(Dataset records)
** start **

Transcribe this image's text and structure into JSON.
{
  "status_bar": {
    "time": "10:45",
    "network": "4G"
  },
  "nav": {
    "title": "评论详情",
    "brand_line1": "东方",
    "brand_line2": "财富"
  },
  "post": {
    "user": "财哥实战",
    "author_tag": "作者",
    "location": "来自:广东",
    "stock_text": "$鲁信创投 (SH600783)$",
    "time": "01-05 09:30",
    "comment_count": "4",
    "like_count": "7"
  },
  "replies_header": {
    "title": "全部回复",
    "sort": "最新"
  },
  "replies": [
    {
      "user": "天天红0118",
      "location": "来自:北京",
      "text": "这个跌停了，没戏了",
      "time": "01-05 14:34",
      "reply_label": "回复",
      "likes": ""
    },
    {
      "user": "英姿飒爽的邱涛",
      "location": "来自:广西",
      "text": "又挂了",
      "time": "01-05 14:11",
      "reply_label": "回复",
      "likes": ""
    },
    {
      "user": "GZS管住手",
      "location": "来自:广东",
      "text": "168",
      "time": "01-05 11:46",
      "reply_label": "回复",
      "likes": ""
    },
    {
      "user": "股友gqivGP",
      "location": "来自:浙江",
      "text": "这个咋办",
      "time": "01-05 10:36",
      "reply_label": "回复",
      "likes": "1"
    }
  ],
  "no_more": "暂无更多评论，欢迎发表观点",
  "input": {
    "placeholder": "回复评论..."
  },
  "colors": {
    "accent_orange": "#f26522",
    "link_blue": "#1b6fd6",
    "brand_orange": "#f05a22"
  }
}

** end **

→ **PROBLEM**:
From the records above, extract each line exactly as shown.

→ **WORKED ANSWER**:
Transcribe this image's text and structure into JSON.
{
  "status_bar": {
    "time": "10:45",
    "network": "4G"
  },
  "nav": {
    "title": "评论详情",
    "brand_line1": "东方",
    "brand_line2": "财富"
  },
  "post": {
    "user": "财哥实战",
    "author_tag": "作者",
    "location": "来自:广东",
    "stock_text": "$鲁信创投 (SH600783)$",
    "time": "01-05 09:30",
    "comment_count": "4",
    "like_count": "7"
  },
  "replies_header": {
    "title": "全部回复",
    "sort": "最新"
  },
  "replies": [
    {
      "user": "天天红0118",
      "location": "来自:北京",
      "text": "这个跌停了，没戏了",
      "time": "01-05 14:34",
      "reply_label": "回复",
      "likes": ""
    },
    {
      "user": "英姿飒爽的邱涛",
      "location": "来自:广西",
      "text": "又挂了",
      "time": "01-05 14:11",
      "reply_label": "回复",
      "likes": ""
    },
    {
      "user": "GZS管住手",
      "location": "来自:广东",
      "text": "168",
      "time": "01-05 11:46",
      "reply_label": "回复",
      "likes": ""
    },
    {
      "user": "股友gqivGP",
      "location": "来自:浙江",
      "text": "这个咋办",
      "time": "01-05 10:36",
      "reply_label": "回复",
      "likes": "1"
    }
  ],
  "no_more": "暂无更多评论，欢迎发表观点",
  "input": {
    "placeholder": "回复评论..."
  },
  "colors": {
    "accent_orange": "#f26522",
    "link_blue": "#1b6fd6",
    "brand_orange": "#f05a22"
  }
}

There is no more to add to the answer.